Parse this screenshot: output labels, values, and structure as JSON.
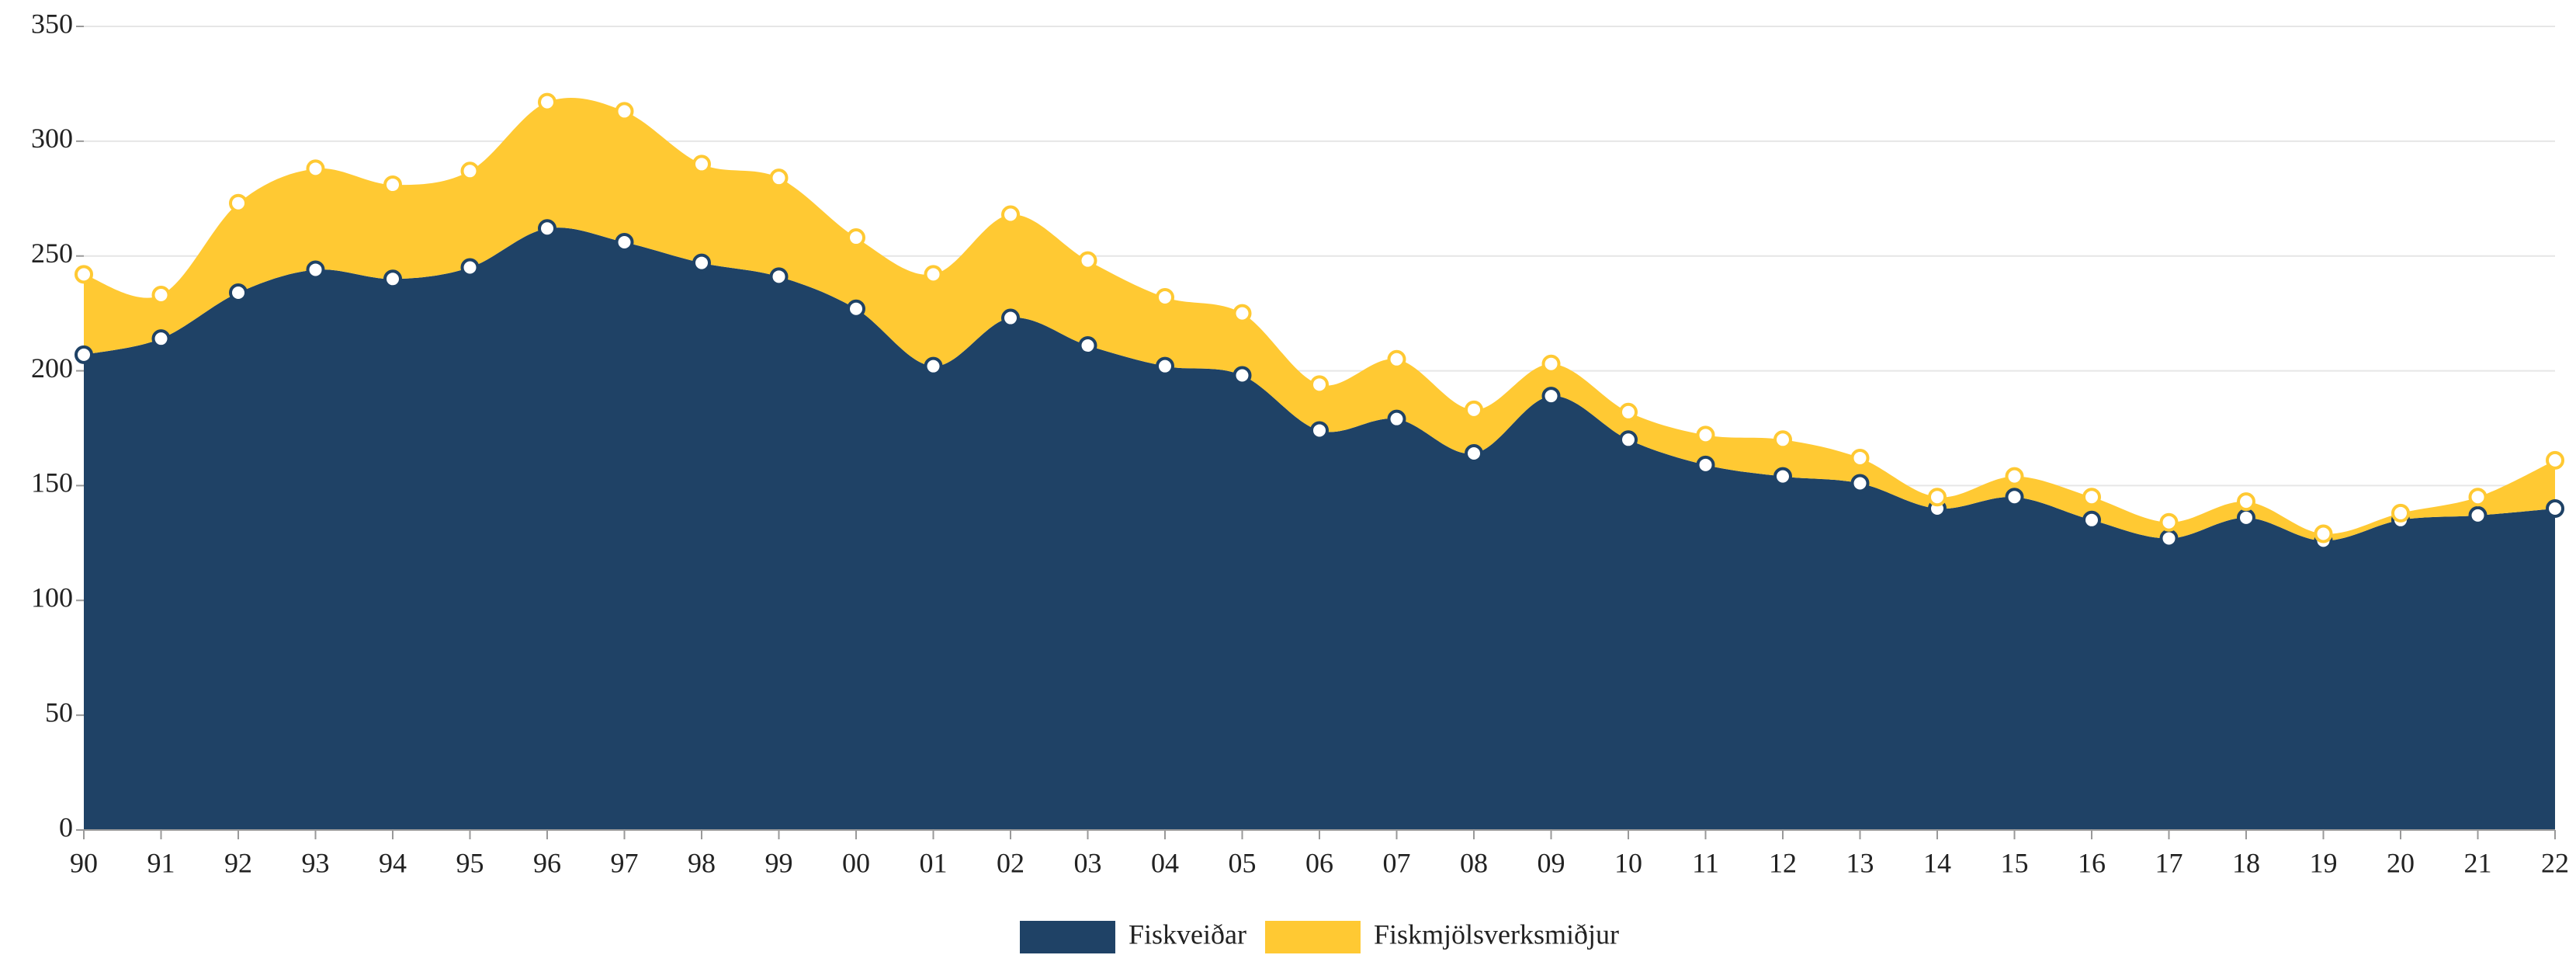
{
  "chart_data": {
    "type": "stacked-area",
    "categories": [
      "90",
      "91",
      "92",
      "93",
      "94",
      "95",
      "96",
      "97",
      "98",
      "99",
      "00",
      "01",
      "02",
      "03",
      "04",
      "05",
      "06",
      "07",
      "08",
      "09",
      "10",
      "11",
      "12",
      "13",
      "14",
      "15",
      "16",
      "17",
      "18",
      "19",
      "20",
      "21",
      "22"
    ],
    "series": [
      {
        "name": "Fiskveiðar",
        "color": "#1f4266",
        "values": [
          207,
          214,
          234,
          244,
          240,
          245,
          262,
          256,
          247,
          241,
          227,
          202,
          223,
          211,
          202,
          198,
          174,
          179,
          164,
          189,
          170,
          159,
          154,
          151,
          140,
          145,
          135,
          127,
          136,
          126,
          135,
          137,
          140
        ]
      },
      {
        "name": "Fiskmjölsverksmiðjur",
        "color": "#ffc933",
        "values": [
          35,
          19,
          39,
          44,
          41,
          42,
          55,
          57,
          43,
          43,
          31,
          40,
          45,
          37,
          30,
          27,
          20,
          26,
          19,
          14,
          12,
          13,
          16,
          11,
          5,
          9,
          10,
          7,
          7,
          3,
          3,
          8,
          21
        ]
      }
    ],
    "ylim": [
      0,
      350
    ],
    "yticks": [
      0,
      50,
      100,
      150,
      200,
      250,
      300,
      350
    ],
    "grid": true,
    "legend": "bottom"
  }
}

****************************************

§ DO THIS
Your task is to collect every line above that contains the word "name".

§ RESULT OF THIS TASK
        "name": "Fiskveiðar",
        "name": "Fiskmjölsverksmiðjur",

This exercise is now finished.